=== INPUT ===

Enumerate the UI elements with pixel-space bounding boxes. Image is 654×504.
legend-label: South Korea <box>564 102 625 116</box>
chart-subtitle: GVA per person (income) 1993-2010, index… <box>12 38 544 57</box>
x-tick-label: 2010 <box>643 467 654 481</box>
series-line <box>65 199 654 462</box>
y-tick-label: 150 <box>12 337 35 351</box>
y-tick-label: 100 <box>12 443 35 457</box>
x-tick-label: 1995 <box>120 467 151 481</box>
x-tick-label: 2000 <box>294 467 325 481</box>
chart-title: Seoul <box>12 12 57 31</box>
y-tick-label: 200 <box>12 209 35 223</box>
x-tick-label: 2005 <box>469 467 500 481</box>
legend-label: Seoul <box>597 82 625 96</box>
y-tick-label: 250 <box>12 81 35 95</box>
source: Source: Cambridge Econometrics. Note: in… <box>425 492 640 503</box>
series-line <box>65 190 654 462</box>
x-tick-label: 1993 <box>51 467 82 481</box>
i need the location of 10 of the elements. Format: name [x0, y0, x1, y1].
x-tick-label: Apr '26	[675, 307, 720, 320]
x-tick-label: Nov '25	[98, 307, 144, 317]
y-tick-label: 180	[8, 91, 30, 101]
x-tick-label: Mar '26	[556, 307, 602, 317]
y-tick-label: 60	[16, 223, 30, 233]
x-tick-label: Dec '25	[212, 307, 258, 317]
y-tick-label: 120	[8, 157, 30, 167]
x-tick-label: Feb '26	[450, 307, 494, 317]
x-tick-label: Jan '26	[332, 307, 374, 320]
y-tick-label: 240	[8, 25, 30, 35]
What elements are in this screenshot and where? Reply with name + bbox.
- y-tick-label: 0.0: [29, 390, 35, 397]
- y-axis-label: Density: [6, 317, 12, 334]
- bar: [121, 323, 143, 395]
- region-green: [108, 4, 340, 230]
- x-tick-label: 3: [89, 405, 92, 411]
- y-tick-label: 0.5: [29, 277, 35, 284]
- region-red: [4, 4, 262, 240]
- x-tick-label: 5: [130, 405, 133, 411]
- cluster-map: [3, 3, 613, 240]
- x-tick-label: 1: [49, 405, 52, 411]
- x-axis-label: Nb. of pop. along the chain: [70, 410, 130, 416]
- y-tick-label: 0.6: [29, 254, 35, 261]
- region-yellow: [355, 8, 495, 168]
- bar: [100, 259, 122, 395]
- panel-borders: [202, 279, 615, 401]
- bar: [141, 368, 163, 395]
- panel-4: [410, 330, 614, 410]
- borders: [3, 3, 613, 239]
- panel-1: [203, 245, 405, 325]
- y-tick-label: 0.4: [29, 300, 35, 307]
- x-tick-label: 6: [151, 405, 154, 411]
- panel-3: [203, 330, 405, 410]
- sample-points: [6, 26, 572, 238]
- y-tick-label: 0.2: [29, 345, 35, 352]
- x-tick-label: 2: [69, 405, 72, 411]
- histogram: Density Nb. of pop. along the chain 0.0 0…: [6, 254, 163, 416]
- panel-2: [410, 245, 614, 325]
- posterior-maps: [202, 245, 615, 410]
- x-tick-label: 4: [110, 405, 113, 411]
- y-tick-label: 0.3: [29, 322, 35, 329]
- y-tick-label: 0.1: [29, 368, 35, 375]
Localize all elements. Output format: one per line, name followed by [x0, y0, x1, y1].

===
=== INPUT ===

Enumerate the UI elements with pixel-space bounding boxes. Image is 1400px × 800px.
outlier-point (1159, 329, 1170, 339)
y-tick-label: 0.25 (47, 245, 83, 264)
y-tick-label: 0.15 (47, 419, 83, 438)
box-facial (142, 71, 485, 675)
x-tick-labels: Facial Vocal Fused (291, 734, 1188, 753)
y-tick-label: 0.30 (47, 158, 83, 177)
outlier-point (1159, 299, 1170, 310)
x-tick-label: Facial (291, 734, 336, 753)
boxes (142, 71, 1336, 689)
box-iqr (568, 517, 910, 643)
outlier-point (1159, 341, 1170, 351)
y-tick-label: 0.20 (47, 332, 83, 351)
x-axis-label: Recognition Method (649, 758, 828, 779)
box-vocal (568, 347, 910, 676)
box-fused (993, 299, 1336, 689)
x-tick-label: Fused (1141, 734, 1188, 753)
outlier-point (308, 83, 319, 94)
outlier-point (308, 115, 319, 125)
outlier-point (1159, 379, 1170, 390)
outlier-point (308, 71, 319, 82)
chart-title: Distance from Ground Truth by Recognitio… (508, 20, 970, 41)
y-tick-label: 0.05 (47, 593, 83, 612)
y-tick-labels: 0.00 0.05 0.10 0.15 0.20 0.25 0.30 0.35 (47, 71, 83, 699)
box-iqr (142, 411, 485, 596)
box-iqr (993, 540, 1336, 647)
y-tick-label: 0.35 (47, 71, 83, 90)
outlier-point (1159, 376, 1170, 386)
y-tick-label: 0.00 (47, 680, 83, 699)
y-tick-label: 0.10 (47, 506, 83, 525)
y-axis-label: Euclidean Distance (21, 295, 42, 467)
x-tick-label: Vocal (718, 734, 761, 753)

===

Report every line of the material above that contains the string "labels", treating uppercase and lowercase letters as different.

x-tick-labels: Facial Vocal Fused (291, 734, 1188, 753)
y-tick-labels: 0.00 0.05 0.10 0.15 0.20 0.25 0.30 0.35 (47, 71, 83, 699)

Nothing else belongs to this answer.